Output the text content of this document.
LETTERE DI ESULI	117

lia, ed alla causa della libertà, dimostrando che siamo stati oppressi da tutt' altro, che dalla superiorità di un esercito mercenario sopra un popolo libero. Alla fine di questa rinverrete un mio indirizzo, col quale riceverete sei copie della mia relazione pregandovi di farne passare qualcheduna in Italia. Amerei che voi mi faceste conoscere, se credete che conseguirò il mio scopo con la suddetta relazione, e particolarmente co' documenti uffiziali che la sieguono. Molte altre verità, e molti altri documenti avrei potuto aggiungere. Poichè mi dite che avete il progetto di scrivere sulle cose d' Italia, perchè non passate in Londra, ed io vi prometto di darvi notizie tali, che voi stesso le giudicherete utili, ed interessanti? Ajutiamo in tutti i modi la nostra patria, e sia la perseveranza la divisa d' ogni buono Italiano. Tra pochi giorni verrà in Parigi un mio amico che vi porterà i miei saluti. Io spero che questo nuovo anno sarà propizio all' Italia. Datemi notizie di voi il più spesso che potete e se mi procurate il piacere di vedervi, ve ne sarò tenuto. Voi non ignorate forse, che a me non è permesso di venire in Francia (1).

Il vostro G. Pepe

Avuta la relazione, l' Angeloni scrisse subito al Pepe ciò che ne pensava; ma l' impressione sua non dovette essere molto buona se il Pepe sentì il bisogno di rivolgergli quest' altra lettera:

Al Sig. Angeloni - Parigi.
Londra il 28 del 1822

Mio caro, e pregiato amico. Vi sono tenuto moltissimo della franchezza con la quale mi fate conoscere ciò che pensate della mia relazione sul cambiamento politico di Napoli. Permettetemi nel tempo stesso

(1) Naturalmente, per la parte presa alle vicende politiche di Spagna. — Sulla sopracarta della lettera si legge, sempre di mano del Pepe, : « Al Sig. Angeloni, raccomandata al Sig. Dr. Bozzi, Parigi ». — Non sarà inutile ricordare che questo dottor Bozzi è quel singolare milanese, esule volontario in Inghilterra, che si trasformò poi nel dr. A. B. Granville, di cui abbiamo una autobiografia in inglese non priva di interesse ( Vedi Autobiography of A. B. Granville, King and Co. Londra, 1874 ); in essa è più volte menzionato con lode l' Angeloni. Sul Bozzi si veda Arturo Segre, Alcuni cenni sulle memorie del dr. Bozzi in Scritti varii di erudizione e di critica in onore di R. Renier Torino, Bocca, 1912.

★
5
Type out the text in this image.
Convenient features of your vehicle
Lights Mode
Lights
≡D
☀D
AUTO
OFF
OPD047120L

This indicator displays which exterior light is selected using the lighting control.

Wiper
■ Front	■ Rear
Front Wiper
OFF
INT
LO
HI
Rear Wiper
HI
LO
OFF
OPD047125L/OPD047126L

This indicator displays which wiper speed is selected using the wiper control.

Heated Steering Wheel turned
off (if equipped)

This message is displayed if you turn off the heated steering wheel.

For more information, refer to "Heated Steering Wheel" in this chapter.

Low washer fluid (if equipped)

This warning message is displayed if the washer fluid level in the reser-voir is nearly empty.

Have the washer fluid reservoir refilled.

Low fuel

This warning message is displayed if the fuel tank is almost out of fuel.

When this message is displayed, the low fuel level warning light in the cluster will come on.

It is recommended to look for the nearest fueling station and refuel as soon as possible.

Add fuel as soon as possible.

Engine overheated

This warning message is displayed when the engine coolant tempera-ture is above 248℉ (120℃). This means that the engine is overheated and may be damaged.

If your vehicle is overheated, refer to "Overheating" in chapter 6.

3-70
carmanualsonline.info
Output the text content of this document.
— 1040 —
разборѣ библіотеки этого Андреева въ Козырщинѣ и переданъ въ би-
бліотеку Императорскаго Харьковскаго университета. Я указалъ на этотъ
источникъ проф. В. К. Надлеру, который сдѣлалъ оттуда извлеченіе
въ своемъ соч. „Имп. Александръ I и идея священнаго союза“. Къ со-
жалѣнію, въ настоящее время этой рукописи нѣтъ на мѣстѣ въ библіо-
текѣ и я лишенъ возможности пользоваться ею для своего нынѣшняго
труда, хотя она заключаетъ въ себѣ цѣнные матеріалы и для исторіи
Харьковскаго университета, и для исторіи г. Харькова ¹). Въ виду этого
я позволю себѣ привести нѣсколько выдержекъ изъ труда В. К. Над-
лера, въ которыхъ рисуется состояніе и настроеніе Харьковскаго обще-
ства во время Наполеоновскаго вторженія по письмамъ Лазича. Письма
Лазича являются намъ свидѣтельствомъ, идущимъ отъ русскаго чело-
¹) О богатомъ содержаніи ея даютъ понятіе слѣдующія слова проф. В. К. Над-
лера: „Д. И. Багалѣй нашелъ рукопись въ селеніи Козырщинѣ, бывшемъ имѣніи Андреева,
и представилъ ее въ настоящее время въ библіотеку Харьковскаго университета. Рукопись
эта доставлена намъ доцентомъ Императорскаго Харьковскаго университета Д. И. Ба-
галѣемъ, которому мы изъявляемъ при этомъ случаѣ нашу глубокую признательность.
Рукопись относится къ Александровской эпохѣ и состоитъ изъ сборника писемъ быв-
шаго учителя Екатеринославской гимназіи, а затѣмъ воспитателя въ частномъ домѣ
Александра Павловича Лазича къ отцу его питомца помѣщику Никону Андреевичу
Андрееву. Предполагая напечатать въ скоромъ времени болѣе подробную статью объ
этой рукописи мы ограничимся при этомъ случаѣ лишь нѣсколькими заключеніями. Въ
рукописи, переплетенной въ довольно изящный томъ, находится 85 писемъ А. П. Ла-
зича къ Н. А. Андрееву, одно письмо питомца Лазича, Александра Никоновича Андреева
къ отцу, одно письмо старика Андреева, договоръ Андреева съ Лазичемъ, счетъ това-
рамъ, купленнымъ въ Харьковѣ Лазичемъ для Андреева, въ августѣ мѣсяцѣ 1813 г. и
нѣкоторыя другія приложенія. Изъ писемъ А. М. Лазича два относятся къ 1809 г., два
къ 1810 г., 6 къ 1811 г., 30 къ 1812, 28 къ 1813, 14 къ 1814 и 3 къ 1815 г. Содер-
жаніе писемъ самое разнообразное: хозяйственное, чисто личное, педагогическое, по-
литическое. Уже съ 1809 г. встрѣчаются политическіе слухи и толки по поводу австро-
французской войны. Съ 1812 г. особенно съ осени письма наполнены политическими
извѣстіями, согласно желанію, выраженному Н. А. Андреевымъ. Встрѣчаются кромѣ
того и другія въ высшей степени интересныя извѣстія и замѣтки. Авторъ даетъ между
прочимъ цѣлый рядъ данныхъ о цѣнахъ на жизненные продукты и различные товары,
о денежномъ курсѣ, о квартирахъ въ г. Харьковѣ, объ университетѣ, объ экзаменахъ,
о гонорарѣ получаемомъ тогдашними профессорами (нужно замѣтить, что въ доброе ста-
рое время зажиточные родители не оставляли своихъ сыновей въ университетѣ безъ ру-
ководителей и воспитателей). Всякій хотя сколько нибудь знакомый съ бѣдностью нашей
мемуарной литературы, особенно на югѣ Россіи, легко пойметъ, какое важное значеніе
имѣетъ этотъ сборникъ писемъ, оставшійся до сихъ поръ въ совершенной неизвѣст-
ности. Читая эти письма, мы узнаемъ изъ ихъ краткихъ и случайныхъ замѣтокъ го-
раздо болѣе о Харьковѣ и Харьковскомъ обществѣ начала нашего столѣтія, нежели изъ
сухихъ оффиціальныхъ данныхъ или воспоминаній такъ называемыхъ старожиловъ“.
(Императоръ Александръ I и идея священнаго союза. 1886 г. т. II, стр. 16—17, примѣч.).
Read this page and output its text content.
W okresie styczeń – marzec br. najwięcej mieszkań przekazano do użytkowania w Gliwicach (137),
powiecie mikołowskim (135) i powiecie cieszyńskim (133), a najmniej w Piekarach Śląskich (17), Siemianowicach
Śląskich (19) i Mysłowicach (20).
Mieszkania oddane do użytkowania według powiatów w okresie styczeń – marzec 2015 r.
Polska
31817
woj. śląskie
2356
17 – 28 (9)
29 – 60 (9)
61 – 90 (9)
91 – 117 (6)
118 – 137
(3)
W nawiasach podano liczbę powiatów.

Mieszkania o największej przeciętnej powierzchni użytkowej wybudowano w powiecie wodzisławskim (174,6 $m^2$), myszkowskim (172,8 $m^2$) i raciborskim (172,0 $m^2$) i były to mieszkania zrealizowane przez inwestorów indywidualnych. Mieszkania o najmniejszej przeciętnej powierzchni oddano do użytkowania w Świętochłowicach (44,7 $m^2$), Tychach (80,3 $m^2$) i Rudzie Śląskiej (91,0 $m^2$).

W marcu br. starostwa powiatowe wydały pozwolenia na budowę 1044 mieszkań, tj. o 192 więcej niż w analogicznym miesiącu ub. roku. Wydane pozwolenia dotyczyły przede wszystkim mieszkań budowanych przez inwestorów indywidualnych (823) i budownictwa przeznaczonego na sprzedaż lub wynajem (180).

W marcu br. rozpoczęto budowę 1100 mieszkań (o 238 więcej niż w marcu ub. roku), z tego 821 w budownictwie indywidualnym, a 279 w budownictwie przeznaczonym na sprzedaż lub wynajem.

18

* [Task to complete]:
Sift the material for lines with the string "soon". Copy each one found.

* [Response to the exercise]:
It is recommended to look for the nearest fueling station and refuel as soon as possible.
Add fuel as soon as possible.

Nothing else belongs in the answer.